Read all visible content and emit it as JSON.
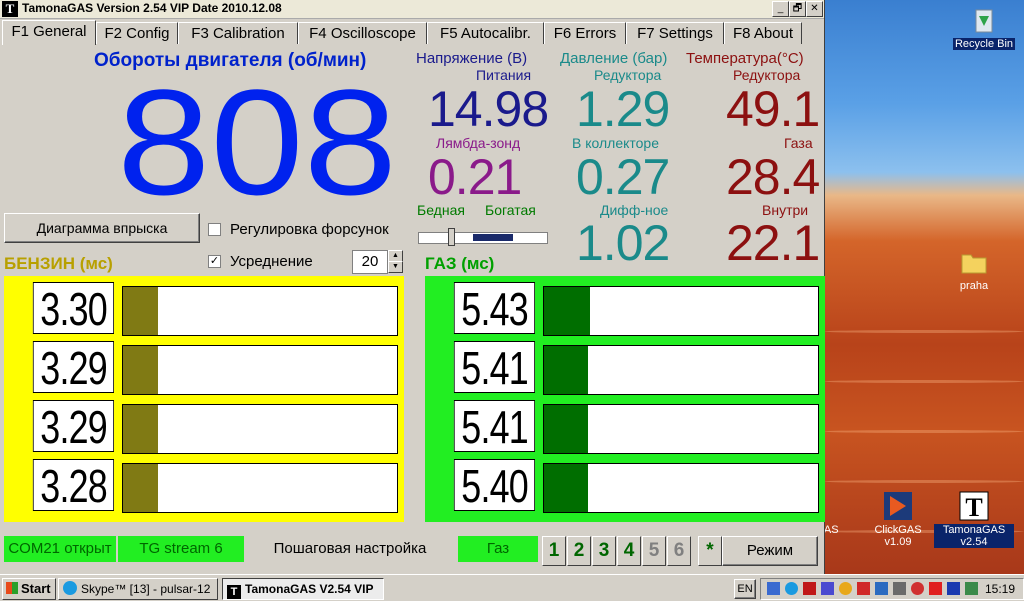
{
  "window": {
    "title": "TamonaGAS  Version 2.54 VIP  Date 2010.12.08",
    "title_buttons": [
      "_",
      "🗗",
      "✕"
    ]
  },
  "tabs": [
    {
      "label": "F1 General",
      "active": true
    },
    {
      "label": "F2 Config"
    },
    {
      "label": "F3 Calibration"
    },
    {
      "label": "F4 Oscilloscope"
    },
    {
      "label": "F5 Autocalibr."
    },
    {
      "label": "F6 Errors"
    },
    {
      "label": "F7 Settings"
    },
    {
      "label": "F8 About"
    }
  ],
  "rpm": {
    "title": "Обороты двигателя (об/мин)",
    "value": "808",
    "color": "#0022ee"
  },
  "voltage": {
    "header": "Напряжение (В)",
    "label": "Питания",
    "value": "14.98",
    "color": "#1a1a8c"
  },
  "lambda": {
    "label": "Лямбда-зонд",
    "value": "0.21",
    "color": "#8a1a8a",
    "lean_label": "Бедная",
    "rich_label": "Богатая"
  },
  "pressure": {
    "header": "Давление (бар)",
    "reducer_label": "Редуктора",
    "reducer_value": "1.29",
    "manifold_label": "В коллекторе",
    "manifold_value": "0.27",
    "diff_label": "Дифф-ное",
    "diff_value": "1.02",
    "color": "#1a8a8a"
  },
  "temperature": {
    "header": "Температура(°С)",
    "reducer_label": "Редуктора",
    "reducer_value": "49.1",
    "gas_label": "Газа",
    "gas_value": "28.4",
    "inside_label": "Внутри",
    "inside_value": "22.1",
    "color": "#8c1010"
  },
  "controls": {
    "diagram_button": "Диаграмма впрыска",
    "injector_adjust_label": "Регулировка форсунок",
    "injector_adjust_checked": false,
    "averaging_label": "Усреднение",
    "averaging_checked": true,
    "averaging_value": "20",
    "check_mark": "✓",
    "spin_up": "▲",
    "spin_down": "▼"
  },
  "petrol": {
    "title": "БЕНЗИН (мс)",
    "color": "#b8b000",
    "bg": "#ffff00",
    "fill_color": "#807a14",
    "values": [
      "3.30",
      "3.29",
      "3.29",
      "3.28"
    ],
    "fill_fraction": [
      0.13,
      0.13,
      0.13,
      0.13
    ]
  },
  "gas": {
    "title": "ГАЗ (мс)",
    "color": "#00a000",
    "bg": "#22ee22",
    "fill_color": "#006e00",
    "values": [
      "5.43",
      "5.41",
      "5.41",
      "5.40"
    ],
    "fill_fraction": [
      0.17,
      0.16,
      0.16,
      0.16
    ]
  },
  "status": {
    "port": "COM21 открыт",
    "stream": "TG stream 6",
    "step_setup": "Пошаговая настройка",
    "fuel": "Газ",
    "steps": [
      "1",
      "2",
      "3",
      "4",
      "5",
      "6"
    ],
    "star": "*",
    "mode_button": "Режим"
  },
  "desktop": {
    "icons": [
      {
        "label": "Recycle Bin",
        "icon": "recycle-bin-icon"
      },
      {
        "label": "praha",
        "icon": "folder-icon"
      },
      {
        "label": "GAS",
        "icon": "app-icon"
      },
      {
        "label": "ClickGAS v1.09",
        "icon": "clickgas-icon"
      },
      {
        "label": "TamonaGAS v2.54",
        "icon": "tamonagas-icon"
      }
    ]
  },
  "taskbar": {
    "start": "Start",
    "tasks": [
      {
        "label": "Skype™ [13] - pulsar-12"
      },
      {
        "label": "TamonaGAS  V2.54 VIP",
        "active": true
      }
    ],
    "lang": "EN",
    "clock": "15:19"
  }
}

**Exercise details**.
Omit the images and transcribe all of the records above word for word.

**Response**.
Read all visible content and emit it as JSON.
{
  "window": {
    "title": "TamonaGAS  Version 2.54 VIP  Date 2010.12.08",
    "title_buttons": [
      "_",
      "🗗",
      "✕"
    ]
  },
  "tabs": [
    {
      "label": "F1 General",
      "active": true
    },
    {
      "label": "F2 Config"
    },
    {
      "label": "F3 Calibration"
    },
    {
      "label": "F4 Oscilloscope"
    },
    {
      "label": "F5 Autocalibr."
    },
    {
      "label": "F6 Errors"
    },
    {
      "label": "F7 Settings"
    },
    {
      "label": "F8 About"
    }
  ],
  "rpm": {
    "title": "Обороты двигателя (об/мин)",
    "value": "808",
    "color": "#0022ee"
  },
  "voltage": {
    "header": "Напряжение (В)",
    "label": "Питания",
    "value": "14.98",
    "color": "#1a1a8c"
  },
  "lambda": {
    "label": "Лямбда-зонд",
    "value": "0.21",
    "color": "#8a1a8a",
    "lean_label": "Бедная",
    "rich_label": "Богатая"
  },
  "pressure": {
    "header": "Давление (бар)",
    "reducer_label": "Редуктора",
    "reducer_value": "1.29",
    "manifold_label": "В коллекторе",
    "manifold_value": "0.27",
    "diff_label": "Дифф-ное",
    "diff_value": "1.02",
    "color": "#1a8a8a"
  },
  "temperature": {
    "header": "Температура(°С)",
    "reducer_label": "Редуктора",
    "reducer_value": "49.1",
    "gas_label": "Газа",
    "gas_value": "28.4",
    "inside_label": "Внутри",
    "inside_value": "22.1",
    "color": "#8c1010"
  },
  "controls": {
    "diagram_button": "Диаграмма впрыска",
    "injector_adjust_label": "Регулировка форсунок",
    "injector_adjust_checked": false,
    "averaging_label": "Усреднение",
    "averaging_checked": true,
    "averaging_value": "20",
    "check_mark": "✓",
    "spin_up": "▲",
    "spin_down": "▼"
  },
  "petrol": {
    "title": "БЕНЗИН (мс)",
    "color": "#b8b000",
    "bg": "#ffff00",
    "fill_color": "#807a14",
    "values": [
      "3.30",
      "3.29",
      "3.29",
      "3.28"
    ],
    "fill_fraction": [
      0.13,
      0.13,
      0.13,
      0.13
    ]
  },
  "gas": {
    "title": "ГАЗ (мс)",
    "color": "#00a000",
    "bg": "#22ee22",
    "fill_color": "#006e00",
    "values": [
      "5.43",
      "5.41",
      "5.41",
      "5.40"
    ],
    "fill_fraction": [
      0.17,
      0.16,
      0.16,
      0.16
    ]
  },
  "status": {
    "port": "COM21 открыт",
    "stream": "TG stream 6",
    "step_setup": "Пошаговая настройка",
    "fuel": "Газ",
    "steps": [
      "1",
      "2",
      "3",
      "4",
      "5",
      "6"
    ],
    "star": "*",
    "mode_button": "Режим"
  },
  "desktop": {
    "icons": [
      {
        "label": "Recycle Bin",
        "icon": "recycle-bin-icon"
      },
      {
        "label": "praha",
        "icon": "folder-icon"
      },
      {
        "label": "GAS",
        "icon": "app-icon"
      },
      {
        "label": "ClickGAS v1.09",
        "icon": "clickgas-icon"
      },
      {
        "label": "TamonaGAS v2.54",
        "icon": "tamonagas-icon"
      }
    ]
  },
  "taskbar": {
    "start": "Start",
    "tasks": [
      {
        "label": "Skype™ [13] - pulsar-12"
      },
      {
        "label": "TamonaGAS  V2.54 VIP",
        "active": true
      }
    ],
    "lang": "EN",
    "clock": "15:19"
  }
}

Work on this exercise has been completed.